> _Task_: Using the data below, copy each line that includes the word "effect".

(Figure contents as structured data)
§
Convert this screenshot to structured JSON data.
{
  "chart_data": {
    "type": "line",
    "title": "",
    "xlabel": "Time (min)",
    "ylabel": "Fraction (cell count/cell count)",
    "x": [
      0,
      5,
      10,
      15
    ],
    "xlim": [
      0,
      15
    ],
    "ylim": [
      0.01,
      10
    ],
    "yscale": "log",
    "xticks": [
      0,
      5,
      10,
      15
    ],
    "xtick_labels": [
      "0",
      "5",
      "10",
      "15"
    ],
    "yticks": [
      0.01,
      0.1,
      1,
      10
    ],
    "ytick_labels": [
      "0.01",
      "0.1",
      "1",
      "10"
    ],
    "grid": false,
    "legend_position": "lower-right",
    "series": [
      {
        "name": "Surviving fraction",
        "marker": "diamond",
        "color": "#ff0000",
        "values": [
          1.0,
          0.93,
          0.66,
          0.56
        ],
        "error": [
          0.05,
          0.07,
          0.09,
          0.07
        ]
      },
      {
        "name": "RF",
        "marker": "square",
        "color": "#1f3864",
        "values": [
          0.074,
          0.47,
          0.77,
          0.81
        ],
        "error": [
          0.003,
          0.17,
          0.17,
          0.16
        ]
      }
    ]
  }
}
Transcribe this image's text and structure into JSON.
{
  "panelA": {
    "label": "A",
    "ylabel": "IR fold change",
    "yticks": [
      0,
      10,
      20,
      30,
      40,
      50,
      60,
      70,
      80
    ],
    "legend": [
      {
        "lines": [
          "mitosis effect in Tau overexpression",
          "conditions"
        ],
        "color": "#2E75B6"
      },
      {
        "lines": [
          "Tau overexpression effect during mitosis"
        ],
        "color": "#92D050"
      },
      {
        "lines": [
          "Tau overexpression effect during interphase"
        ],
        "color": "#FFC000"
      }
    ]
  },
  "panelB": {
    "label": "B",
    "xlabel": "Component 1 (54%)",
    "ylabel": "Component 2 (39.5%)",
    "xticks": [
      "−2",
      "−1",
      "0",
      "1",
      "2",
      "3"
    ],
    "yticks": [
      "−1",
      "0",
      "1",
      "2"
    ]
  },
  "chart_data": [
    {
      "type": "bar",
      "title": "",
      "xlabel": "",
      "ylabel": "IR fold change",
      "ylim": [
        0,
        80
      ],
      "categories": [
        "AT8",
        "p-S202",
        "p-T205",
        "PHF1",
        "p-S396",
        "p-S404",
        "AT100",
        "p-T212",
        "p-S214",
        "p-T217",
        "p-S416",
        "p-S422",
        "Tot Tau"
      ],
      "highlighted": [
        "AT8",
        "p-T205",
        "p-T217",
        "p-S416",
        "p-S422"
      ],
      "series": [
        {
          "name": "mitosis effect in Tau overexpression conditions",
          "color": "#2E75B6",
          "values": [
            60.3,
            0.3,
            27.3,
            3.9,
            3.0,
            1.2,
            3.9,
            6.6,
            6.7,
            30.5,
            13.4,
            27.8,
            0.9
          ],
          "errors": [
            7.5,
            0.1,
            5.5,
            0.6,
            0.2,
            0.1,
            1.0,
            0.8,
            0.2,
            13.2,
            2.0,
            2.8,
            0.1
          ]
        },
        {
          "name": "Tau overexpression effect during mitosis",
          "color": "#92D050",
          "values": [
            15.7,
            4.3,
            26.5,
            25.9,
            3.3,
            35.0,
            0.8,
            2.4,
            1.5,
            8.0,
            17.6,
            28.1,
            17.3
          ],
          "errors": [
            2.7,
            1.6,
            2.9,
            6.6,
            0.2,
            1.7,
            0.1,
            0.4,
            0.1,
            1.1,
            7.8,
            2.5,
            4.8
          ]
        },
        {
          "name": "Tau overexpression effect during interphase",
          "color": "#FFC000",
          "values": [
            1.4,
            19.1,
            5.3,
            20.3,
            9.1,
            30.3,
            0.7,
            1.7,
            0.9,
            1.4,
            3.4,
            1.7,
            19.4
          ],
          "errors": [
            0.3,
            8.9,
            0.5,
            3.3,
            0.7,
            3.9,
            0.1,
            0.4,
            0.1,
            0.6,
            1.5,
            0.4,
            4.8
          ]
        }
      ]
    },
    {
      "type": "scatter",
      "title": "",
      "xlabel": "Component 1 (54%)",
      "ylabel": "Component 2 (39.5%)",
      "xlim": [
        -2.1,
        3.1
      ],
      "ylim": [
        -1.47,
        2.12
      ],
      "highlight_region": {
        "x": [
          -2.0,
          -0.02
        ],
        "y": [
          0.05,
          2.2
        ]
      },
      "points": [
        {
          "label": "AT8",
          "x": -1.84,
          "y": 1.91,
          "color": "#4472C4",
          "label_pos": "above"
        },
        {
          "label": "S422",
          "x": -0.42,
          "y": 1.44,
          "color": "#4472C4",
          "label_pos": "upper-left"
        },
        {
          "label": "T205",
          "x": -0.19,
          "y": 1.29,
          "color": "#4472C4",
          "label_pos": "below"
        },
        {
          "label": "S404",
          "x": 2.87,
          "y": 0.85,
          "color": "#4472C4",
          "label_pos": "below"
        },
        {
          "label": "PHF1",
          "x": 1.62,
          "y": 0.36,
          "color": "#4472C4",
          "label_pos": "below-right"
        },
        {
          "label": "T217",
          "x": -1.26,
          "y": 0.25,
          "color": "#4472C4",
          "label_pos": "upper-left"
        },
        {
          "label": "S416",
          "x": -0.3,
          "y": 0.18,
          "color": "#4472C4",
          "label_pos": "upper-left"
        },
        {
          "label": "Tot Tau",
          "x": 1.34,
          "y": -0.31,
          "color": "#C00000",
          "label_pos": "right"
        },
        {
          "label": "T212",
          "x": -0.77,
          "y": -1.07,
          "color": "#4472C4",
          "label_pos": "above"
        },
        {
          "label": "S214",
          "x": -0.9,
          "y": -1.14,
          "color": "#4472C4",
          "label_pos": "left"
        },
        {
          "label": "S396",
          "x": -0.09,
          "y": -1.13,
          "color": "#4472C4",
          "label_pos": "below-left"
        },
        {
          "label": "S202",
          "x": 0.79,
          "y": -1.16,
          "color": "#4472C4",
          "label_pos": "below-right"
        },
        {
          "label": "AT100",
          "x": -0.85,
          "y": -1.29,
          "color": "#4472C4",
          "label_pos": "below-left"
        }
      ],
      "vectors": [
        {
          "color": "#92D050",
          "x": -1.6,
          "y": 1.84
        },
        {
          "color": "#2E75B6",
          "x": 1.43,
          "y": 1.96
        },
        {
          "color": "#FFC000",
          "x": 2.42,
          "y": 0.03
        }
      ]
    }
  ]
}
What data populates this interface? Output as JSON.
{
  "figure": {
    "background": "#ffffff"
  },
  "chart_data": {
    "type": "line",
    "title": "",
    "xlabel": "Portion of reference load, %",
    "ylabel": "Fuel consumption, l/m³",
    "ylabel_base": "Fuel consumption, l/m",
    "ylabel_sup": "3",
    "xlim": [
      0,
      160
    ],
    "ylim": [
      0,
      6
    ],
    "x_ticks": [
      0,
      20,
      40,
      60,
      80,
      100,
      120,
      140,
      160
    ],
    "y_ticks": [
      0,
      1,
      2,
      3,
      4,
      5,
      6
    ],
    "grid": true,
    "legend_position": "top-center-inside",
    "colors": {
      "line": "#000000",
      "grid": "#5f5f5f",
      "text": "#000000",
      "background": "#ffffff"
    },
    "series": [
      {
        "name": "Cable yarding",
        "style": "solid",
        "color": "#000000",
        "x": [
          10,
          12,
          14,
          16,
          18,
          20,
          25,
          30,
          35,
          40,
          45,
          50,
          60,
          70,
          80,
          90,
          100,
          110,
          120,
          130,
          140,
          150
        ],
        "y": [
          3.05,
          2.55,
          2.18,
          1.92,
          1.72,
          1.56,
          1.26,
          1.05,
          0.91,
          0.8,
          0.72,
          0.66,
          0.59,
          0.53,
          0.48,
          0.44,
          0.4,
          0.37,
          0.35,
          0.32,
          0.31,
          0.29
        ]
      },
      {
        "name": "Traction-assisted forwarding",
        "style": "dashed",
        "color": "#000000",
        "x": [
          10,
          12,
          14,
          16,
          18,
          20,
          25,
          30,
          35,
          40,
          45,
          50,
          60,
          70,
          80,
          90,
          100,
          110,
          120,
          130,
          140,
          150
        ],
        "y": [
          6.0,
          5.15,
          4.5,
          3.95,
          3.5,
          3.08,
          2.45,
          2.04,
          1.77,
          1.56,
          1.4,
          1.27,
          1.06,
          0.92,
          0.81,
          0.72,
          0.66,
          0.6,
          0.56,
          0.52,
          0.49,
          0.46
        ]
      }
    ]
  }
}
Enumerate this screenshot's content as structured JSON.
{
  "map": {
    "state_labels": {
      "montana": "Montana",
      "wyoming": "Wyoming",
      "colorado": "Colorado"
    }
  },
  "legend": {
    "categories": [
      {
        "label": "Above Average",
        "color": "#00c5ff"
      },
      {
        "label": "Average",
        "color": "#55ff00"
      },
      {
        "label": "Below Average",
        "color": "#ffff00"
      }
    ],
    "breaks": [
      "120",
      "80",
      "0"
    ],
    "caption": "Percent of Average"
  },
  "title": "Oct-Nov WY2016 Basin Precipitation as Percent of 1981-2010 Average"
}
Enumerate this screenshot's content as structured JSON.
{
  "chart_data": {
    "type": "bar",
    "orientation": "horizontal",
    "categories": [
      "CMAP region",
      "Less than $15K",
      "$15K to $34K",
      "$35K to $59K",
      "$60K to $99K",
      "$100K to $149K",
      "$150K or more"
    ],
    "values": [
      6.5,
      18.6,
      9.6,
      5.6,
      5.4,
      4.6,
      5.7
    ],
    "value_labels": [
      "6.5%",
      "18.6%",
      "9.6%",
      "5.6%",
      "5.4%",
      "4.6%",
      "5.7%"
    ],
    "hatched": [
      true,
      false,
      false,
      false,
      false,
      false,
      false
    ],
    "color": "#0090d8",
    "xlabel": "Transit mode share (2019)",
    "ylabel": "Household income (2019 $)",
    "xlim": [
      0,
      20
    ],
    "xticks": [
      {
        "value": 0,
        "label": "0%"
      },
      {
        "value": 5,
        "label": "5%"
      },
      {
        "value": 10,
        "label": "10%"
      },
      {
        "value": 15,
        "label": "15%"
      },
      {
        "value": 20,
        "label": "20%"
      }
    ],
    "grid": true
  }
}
§
> _Expected answer_:
          "mitosis effect in Tau overexpression",
          "Tau overexpression effect during mitosis"
          "Tau overexpression effect during interphase"
          "name": "mitosis effect in Tau overexpression conditions",
          "name": "Tau overexpression effect during mitosis",
          "name": "Tau overexpression effect during interphase",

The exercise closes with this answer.